AVAILABLE RECORDS:

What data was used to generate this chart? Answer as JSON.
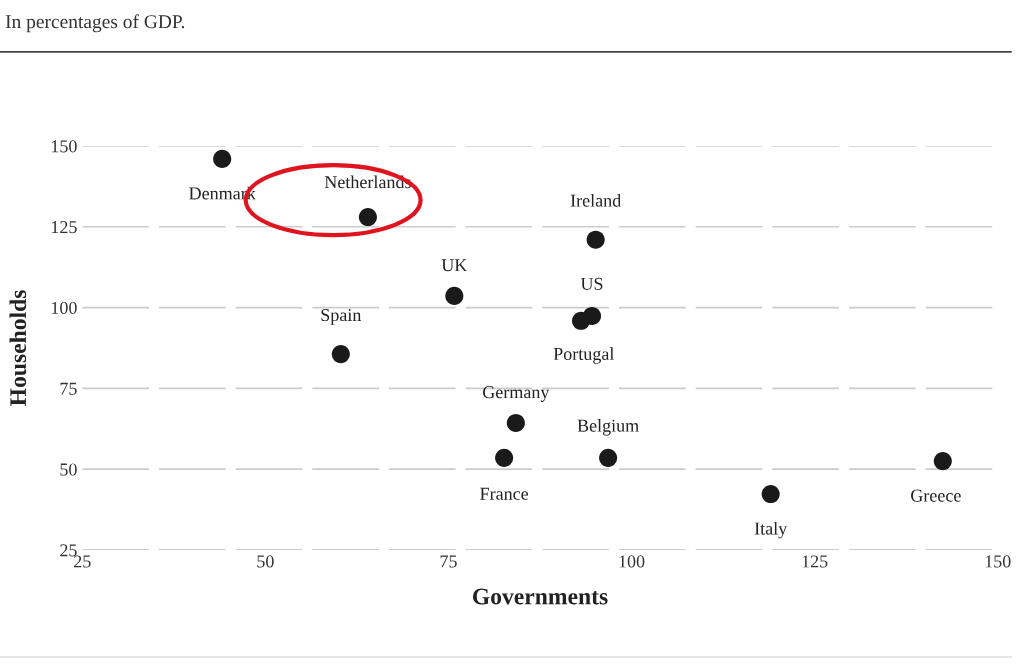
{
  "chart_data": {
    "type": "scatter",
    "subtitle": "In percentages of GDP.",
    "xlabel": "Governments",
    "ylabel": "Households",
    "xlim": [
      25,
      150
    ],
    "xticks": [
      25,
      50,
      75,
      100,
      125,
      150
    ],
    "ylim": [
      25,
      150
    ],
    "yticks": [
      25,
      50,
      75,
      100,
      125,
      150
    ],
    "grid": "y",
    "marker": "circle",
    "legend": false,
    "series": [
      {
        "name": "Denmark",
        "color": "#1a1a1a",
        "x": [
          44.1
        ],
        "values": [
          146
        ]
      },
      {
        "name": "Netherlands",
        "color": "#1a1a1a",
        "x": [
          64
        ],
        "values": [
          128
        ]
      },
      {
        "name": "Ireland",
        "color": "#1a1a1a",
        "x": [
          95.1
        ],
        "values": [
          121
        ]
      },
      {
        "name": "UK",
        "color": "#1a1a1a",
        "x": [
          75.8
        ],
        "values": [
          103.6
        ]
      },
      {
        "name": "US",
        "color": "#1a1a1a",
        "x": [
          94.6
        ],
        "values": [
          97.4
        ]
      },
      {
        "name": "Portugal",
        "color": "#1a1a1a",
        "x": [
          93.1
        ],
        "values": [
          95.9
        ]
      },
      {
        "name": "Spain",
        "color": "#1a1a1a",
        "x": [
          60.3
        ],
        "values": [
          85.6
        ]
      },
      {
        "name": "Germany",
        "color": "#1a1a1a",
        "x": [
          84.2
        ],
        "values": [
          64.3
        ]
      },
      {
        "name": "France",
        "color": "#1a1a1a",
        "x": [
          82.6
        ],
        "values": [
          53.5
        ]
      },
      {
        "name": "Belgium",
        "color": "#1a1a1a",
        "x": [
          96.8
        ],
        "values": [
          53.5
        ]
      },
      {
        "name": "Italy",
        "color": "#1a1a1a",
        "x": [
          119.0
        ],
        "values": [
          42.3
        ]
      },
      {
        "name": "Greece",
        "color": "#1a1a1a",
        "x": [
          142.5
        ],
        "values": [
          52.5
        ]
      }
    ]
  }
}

EXERCISE PROMPT:
Return the records exactly. Don't carry the pictures over.

RESULT OF THIS TASK:
What data was used to generate this chart? Answer as JSON.
{
  "chart_data": {
    "type": "scatter",
    "subtitle": "In percentages of GDP.",
    "xlabel": "Governments",
    "ylabel": "Households",
    "xlim": [
      25,
      150
    ],
    "xticks": [
      25,
      50,
      75,
      100,
      125,
      150
    ],
    "ylim": [
      25,
      150
    ],
    "yticks": [
      25,
      50,
      75,
      100,
      125,
      150
    ],
    "grid": "y",
    "marker": "circle",
    "legend": false,
    "series": [
      {
        "name": "Denmark",
        "color": "#1a1a1a",
        "x": [
          44.1
        ],
        "values": [
          146
        ]
      },
      {
        "name": "Netherlands",
        "color": "#1a1a1a",
        "x": [
          64
        ],
        "values": [
          128
        ]
      },
      {
        "name": "Ireland",
        "color": "#1a1a1a",
        "x": [
          95.1
        ],
        "values": [
          121
        ]
      },
      {
        "name": "UK",
        "color": "#1a1a1a",
        "x": [
          75.8
        ],
        "values": [
          103.6
        ]
      },
      {
        "name": "US",
        "color": "#1a1a1a",
        "x": [
          94.6
        ],
        "values": [
          97.4
        ]
      },
      {
        "name": "Portugal",
        "color": "#1a1a1a",
        "x": [
          93.1
        ],
        "values": [
          95.9
        ]
      },
      {
        "name": "Spain",
        "color": "#1a1a1a",
        "x": [
          60.3
        ],
        "values": [
          85.6
        ]
      },
      {
        "name": "Germany",
        "color": "#1a1a1a",
        "x": [
          84.2
        ],
        "values": [
          64.3
        ]
      },
      {
        "name": "France",
        "color": "#1a1a1a",
        "x": [
          82.6
        ],
        "values": [
          53.5
        ]
      },
      {
        "name": "Belgium",
        "color": "#1a1a1a",
        "x": [
          96.8
        ],
        "values": [
          53.5
        ]
      },
      {
        "name": "Italy",
        "color": "#1a1a1a",
        "x": [
          119.0
        ],
        "values": [
          42.3
        ]
      },
      {
        "name": "Greece",
        "color": "#1a1a1a",
        "x": [
          142.5
        ],
        "values": [
          52.5
        ]
      }
    ]
  }
}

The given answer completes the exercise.